Exercise aim :: In the listing below, locate the lines that hold the string "verified". Copy those lines.

Material ::
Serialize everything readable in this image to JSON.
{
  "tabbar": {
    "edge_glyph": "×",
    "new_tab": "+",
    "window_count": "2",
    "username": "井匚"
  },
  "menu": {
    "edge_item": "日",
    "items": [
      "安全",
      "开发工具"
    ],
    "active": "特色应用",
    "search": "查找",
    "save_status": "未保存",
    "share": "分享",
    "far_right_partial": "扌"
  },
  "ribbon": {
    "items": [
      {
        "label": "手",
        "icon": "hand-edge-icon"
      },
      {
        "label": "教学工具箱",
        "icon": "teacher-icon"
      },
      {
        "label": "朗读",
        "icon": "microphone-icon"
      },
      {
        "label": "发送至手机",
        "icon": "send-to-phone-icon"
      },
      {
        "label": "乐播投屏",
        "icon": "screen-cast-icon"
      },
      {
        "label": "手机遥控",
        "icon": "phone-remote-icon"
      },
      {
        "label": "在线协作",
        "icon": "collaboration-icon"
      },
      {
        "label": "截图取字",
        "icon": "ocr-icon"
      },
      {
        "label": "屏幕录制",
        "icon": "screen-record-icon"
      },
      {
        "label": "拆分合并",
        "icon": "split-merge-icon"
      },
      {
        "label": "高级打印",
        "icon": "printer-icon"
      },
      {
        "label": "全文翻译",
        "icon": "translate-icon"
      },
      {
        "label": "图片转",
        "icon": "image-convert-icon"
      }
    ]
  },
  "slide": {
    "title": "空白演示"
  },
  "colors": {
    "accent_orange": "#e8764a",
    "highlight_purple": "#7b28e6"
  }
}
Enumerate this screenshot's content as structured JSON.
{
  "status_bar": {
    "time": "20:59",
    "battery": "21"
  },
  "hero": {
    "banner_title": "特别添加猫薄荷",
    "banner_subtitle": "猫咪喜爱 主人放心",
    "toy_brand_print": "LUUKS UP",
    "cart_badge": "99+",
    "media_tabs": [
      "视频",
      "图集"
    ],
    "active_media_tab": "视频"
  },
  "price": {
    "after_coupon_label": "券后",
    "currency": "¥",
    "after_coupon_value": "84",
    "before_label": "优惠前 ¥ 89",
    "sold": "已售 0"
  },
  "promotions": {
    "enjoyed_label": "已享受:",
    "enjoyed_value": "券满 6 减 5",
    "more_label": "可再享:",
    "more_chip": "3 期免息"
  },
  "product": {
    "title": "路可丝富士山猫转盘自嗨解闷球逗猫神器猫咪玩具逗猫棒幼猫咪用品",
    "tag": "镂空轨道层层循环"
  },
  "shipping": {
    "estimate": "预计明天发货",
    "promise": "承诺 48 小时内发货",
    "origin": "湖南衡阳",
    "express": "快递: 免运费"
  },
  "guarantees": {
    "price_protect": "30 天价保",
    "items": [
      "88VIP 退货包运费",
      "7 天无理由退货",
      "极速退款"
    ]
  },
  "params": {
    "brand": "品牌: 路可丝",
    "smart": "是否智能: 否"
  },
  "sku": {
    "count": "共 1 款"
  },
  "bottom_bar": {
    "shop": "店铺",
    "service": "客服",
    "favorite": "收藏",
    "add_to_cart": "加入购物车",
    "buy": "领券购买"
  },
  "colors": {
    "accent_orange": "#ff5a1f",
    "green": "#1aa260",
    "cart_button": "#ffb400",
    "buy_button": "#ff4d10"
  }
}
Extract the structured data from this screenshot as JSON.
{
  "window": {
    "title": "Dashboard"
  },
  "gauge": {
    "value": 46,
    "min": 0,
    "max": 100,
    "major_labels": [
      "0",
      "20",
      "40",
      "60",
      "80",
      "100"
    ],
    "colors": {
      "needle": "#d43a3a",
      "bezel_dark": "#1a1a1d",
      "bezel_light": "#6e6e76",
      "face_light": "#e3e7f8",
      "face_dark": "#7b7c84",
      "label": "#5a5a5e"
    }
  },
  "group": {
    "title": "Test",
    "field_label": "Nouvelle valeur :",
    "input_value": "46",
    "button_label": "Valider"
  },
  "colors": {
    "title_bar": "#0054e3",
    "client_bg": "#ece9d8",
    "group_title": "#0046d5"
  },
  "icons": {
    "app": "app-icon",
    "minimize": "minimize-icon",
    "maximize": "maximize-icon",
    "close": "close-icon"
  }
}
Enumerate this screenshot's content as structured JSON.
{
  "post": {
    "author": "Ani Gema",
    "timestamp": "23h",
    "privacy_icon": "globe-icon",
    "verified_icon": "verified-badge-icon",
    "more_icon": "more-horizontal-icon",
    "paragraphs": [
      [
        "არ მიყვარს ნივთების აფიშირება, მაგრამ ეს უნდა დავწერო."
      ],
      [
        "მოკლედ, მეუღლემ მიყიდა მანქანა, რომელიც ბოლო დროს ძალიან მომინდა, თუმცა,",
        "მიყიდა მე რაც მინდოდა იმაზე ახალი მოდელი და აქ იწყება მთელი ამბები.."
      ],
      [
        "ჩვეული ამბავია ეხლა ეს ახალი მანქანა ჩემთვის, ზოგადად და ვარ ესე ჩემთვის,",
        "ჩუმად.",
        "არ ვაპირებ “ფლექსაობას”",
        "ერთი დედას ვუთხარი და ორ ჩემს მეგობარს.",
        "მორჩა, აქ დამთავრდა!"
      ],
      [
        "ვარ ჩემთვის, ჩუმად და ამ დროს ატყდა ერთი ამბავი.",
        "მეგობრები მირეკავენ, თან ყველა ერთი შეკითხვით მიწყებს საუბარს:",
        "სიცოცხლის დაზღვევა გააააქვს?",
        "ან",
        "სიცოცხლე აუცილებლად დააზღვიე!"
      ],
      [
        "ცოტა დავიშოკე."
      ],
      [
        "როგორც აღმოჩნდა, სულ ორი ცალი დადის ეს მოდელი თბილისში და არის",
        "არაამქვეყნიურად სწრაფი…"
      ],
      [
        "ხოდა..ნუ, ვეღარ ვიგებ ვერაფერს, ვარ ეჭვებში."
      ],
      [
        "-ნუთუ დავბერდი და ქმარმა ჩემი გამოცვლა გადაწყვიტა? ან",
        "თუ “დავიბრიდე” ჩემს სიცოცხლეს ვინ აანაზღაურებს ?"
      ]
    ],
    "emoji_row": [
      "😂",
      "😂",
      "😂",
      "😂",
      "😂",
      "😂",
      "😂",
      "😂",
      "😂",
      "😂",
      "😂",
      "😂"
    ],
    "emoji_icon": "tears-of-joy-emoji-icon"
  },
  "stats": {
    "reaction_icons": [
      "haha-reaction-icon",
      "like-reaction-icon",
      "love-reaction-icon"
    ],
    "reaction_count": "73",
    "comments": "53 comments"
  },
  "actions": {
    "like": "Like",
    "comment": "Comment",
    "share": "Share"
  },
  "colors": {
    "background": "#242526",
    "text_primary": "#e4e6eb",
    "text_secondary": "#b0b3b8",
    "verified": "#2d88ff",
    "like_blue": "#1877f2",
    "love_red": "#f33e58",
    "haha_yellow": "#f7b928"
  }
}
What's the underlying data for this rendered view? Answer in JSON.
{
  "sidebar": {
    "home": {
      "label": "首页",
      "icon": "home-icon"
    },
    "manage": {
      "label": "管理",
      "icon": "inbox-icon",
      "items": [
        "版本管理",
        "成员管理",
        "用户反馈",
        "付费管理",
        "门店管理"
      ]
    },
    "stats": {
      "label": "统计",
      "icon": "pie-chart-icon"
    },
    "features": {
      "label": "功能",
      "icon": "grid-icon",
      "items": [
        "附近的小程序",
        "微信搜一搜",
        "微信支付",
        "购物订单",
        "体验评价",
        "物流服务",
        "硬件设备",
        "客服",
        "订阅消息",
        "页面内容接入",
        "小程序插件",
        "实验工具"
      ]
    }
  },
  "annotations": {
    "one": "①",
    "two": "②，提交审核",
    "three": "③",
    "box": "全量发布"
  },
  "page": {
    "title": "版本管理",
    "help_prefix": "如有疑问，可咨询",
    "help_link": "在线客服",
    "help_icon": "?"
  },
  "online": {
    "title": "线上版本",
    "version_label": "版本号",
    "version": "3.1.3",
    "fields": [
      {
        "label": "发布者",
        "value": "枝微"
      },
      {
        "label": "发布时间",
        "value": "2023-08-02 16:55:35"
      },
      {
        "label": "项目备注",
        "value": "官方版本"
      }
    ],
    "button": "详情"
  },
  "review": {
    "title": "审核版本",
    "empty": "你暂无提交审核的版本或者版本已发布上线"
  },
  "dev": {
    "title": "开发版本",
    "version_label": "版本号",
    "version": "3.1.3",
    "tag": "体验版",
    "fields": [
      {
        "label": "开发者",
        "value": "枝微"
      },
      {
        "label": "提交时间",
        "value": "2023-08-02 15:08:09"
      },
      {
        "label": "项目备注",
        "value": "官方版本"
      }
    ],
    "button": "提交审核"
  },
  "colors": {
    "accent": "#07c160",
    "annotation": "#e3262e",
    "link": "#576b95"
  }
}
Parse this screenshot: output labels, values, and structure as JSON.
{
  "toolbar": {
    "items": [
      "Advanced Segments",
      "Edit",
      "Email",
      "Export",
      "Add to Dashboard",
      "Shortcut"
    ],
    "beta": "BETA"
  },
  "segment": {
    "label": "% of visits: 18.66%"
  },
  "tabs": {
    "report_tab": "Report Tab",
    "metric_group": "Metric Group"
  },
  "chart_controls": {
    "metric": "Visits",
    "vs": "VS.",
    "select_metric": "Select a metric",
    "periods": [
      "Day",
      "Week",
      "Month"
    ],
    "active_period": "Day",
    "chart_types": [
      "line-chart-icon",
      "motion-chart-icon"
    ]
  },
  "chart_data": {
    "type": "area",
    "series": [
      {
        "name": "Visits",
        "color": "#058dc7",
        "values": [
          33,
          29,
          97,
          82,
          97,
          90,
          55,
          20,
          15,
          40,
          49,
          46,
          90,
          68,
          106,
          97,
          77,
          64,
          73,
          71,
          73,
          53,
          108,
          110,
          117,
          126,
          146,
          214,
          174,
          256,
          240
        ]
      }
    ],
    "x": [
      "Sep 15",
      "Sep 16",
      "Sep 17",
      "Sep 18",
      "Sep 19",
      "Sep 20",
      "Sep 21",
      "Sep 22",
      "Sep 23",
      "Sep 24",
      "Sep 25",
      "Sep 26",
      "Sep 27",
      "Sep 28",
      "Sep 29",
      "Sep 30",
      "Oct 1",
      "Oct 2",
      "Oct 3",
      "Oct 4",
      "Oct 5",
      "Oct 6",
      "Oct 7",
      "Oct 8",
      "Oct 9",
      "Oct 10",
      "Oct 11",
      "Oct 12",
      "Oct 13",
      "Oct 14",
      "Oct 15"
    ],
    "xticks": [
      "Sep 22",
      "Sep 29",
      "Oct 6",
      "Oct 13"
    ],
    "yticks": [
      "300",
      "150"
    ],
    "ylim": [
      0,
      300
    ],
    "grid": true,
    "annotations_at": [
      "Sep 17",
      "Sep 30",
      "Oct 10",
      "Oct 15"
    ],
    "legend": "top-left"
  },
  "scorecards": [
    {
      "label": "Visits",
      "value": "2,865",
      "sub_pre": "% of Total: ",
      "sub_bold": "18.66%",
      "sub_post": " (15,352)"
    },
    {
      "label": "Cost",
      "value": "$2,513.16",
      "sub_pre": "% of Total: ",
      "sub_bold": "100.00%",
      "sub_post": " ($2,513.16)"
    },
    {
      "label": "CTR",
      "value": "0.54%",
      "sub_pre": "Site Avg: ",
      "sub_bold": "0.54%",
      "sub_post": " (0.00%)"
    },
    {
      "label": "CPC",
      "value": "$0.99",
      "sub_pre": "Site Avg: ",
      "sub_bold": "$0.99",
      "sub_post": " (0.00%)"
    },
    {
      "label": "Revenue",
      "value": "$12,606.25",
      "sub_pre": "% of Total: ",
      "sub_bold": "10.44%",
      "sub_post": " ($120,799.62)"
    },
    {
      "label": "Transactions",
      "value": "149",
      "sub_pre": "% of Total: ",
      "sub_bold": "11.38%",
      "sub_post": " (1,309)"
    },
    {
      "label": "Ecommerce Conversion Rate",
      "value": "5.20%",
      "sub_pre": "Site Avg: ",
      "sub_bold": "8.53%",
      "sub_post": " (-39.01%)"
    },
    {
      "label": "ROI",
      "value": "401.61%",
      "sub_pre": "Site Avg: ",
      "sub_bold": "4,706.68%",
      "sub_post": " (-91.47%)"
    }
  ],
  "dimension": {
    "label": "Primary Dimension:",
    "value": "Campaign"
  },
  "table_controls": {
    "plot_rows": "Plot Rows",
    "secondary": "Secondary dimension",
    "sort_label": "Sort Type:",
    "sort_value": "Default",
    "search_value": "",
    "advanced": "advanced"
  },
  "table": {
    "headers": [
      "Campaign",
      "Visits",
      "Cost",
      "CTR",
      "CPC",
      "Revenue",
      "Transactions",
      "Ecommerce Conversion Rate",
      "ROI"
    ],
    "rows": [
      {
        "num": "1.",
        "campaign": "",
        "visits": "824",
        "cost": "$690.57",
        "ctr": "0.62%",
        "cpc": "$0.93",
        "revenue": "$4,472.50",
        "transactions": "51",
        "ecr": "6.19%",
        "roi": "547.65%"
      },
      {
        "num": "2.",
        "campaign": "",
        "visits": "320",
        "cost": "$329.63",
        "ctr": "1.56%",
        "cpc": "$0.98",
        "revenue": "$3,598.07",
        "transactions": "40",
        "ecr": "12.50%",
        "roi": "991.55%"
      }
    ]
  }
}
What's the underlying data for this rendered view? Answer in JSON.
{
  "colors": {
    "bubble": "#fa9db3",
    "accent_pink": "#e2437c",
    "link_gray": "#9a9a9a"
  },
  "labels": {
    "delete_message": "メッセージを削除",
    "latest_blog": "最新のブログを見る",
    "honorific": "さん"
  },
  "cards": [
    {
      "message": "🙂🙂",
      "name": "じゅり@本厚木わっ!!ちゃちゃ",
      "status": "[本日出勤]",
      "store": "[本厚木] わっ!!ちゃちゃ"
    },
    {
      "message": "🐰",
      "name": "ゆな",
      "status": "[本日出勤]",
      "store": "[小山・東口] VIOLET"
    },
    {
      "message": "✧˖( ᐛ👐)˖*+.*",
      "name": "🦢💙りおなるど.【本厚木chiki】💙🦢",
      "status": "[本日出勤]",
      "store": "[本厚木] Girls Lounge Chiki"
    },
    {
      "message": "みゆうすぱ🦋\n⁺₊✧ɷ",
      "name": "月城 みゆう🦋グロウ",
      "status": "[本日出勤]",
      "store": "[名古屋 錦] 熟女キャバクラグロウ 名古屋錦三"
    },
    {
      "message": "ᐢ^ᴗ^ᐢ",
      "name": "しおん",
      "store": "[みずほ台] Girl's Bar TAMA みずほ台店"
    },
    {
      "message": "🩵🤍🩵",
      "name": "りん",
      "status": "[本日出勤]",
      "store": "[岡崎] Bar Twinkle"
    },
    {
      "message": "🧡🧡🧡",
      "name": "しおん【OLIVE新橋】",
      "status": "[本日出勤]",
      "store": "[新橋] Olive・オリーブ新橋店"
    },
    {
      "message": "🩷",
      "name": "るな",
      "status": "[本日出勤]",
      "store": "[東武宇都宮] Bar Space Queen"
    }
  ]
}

Right answer ::
    "verified_icon": "verified-badge-icon",
    "verified": "#2d88ff",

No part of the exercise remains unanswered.